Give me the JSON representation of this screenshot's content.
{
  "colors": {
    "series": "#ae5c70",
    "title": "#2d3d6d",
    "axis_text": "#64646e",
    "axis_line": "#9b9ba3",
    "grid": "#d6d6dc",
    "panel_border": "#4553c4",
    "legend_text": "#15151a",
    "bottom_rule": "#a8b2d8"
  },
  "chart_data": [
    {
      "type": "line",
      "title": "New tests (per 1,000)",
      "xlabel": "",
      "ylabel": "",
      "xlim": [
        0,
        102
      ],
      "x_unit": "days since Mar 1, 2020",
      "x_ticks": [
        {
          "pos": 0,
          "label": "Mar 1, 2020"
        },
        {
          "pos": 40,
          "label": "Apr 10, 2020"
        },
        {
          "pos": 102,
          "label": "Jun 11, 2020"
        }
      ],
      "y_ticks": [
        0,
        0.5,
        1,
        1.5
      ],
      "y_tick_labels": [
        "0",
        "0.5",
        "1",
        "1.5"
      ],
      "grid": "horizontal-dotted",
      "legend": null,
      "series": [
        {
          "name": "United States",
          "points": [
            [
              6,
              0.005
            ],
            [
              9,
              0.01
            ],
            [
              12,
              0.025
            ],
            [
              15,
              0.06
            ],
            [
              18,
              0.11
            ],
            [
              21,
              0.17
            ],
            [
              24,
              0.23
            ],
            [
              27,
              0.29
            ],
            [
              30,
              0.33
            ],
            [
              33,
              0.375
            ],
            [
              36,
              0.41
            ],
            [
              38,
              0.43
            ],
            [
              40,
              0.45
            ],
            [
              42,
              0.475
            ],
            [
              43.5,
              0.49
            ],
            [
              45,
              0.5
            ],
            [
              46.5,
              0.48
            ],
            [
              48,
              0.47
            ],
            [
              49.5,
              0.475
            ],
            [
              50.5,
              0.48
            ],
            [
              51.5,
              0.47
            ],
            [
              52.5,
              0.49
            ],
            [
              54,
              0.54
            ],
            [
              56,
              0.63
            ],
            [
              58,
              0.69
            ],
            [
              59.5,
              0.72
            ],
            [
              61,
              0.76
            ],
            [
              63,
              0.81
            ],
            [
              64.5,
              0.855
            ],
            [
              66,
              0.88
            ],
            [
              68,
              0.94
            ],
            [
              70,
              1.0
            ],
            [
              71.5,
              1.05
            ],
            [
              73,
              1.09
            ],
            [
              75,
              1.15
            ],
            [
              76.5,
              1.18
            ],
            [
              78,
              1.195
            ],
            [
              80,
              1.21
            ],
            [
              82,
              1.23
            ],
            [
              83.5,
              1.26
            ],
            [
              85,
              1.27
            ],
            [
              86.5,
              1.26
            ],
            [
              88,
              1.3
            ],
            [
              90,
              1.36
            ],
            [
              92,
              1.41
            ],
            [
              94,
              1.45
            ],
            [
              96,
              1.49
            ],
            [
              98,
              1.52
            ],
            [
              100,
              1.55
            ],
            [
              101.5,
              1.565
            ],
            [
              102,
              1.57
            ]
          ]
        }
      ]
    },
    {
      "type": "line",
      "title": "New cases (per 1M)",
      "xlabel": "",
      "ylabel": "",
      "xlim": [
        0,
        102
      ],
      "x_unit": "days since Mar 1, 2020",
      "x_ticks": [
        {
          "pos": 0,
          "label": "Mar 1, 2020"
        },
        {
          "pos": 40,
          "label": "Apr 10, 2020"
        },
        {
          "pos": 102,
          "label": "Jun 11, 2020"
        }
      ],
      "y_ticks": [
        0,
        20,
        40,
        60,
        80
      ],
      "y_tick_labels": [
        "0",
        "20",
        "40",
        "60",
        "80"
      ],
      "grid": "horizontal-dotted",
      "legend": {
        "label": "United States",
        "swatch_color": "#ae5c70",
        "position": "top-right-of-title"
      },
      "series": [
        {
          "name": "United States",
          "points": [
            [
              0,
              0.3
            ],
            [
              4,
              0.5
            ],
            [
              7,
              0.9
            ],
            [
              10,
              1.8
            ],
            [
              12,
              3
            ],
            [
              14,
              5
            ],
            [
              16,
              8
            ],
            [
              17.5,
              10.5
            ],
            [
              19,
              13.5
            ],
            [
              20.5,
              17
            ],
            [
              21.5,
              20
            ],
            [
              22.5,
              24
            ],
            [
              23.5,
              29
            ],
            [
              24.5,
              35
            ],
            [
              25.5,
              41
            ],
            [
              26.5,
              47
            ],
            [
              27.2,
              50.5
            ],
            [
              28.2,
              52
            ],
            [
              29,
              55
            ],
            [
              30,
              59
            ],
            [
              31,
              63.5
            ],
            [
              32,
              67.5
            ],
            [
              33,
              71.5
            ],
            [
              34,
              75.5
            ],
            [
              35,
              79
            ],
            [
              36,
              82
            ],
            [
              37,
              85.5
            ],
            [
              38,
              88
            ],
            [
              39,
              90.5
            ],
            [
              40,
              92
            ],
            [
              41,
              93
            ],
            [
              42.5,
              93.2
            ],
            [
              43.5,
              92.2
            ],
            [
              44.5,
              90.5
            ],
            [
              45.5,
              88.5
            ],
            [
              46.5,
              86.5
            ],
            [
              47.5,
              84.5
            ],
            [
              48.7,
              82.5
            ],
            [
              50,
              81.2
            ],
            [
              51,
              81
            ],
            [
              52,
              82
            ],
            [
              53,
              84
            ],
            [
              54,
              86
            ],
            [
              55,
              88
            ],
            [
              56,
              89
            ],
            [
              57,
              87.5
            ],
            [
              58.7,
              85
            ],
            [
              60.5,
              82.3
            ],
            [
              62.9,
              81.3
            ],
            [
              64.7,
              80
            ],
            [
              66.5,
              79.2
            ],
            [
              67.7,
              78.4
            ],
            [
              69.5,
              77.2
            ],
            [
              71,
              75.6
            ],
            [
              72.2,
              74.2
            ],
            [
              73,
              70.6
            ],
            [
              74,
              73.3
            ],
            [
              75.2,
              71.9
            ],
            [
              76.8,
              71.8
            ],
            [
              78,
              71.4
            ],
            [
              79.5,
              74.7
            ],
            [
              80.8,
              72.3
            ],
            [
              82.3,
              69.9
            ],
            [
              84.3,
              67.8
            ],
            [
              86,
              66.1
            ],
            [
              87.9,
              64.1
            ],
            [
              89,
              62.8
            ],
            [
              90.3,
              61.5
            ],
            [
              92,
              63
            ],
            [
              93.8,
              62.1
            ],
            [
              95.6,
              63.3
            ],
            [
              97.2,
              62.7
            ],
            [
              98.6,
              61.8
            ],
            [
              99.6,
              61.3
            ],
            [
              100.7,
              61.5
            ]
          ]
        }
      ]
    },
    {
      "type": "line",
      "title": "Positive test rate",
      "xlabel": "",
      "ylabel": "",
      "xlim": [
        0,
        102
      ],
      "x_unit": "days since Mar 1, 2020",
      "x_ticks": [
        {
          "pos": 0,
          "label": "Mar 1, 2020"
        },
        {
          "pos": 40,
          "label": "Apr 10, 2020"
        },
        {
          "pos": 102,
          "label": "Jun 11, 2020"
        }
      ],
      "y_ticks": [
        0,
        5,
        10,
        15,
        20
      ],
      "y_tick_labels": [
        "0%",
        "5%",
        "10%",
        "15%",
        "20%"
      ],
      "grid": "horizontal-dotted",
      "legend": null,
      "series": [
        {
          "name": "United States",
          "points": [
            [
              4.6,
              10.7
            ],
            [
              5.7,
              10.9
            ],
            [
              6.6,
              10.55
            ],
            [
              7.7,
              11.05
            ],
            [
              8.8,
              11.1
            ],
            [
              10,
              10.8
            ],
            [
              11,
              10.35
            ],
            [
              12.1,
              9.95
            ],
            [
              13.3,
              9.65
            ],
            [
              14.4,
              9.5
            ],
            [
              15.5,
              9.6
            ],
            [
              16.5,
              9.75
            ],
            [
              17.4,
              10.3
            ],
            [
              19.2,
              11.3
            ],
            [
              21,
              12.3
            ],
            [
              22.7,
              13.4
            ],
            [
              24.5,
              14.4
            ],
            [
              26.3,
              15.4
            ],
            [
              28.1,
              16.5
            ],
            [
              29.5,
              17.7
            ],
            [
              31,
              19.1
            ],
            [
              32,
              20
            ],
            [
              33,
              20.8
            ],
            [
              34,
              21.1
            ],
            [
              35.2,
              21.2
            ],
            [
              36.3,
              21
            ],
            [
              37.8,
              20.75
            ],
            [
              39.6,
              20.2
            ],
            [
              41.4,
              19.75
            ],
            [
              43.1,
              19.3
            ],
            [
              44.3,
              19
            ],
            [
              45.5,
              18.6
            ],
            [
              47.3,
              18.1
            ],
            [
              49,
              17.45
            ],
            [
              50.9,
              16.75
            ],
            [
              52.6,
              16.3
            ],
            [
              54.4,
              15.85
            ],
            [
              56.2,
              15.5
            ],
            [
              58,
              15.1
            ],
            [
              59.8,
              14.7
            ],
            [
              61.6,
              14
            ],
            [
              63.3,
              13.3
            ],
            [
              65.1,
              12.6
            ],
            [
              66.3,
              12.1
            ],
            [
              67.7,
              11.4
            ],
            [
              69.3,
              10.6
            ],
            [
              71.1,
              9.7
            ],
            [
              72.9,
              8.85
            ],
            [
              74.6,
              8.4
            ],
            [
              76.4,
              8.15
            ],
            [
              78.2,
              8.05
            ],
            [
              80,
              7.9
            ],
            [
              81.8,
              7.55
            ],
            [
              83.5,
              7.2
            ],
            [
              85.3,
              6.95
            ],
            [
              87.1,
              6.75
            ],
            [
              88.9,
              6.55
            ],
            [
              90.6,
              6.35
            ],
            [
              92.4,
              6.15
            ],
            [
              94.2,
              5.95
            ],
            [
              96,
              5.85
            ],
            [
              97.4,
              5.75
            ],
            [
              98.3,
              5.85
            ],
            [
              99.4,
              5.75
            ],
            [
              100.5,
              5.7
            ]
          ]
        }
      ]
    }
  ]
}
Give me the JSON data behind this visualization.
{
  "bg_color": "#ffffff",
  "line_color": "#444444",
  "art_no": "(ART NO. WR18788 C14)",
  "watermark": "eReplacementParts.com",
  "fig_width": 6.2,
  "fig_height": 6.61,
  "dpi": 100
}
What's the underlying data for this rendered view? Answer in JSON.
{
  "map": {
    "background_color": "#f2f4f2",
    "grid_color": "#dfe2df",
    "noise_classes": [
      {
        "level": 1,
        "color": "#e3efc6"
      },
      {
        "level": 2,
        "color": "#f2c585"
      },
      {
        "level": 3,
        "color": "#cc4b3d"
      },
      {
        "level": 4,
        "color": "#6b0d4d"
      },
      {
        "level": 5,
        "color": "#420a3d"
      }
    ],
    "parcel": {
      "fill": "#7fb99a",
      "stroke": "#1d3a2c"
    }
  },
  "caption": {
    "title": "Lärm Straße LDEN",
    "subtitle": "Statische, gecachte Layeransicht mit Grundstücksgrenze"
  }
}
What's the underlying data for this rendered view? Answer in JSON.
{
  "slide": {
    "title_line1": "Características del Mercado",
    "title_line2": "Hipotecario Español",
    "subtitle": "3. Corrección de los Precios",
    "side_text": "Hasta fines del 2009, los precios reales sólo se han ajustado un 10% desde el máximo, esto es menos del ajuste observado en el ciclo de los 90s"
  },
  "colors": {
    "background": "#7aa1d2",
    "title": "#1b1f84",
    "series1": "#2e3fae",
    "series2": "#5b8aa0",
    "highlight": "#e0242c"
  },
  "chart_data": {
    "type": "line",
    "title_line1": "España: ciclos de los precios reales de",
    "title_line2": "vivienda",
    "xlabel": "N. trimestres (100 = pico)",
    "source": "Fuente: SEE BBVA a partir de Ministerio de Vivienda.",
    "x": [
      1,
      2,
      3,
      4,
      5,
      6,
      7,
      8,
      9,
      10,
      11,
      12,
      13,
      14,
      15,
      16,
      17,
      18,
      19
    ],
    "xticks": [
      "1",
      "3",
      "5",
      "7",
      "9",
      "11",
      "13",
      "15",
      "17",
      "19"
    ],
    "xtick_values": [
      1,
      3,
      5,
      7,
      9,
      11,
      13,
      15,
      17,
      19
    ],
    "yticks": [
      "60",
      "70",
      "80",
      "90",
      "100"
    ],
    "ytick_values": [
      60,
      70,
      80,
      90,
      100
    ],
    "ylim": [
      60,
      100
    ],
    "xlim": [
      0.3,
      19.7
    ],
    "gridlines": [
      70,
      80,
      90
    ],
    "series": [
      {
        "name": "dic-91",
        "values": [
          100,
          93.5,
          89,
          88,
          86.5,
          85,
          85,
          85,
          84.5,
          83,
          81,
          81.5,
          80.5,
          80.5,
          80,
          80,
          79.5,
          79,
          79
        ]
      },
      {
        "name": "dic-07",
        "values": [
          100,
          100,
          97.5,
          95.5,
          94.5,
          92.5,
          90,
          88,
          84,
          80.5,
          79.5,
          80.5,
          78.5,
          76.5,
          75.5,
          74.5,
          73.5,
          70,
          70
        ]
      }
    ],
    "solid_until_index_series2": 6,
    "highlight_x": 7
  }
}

▸ GIVEN TASK
Copy out every line from the records that has the word "reales".

▸ SOLVED EXERCISE
    "side_text": "Hasta fines del 2009, los precios reales sólo se han ajustado un 10% desde el máximo, esto es menos del ajuste observado en el ciclo de los 90s"
    "title_line1": "España: ciclos de los precios reales de",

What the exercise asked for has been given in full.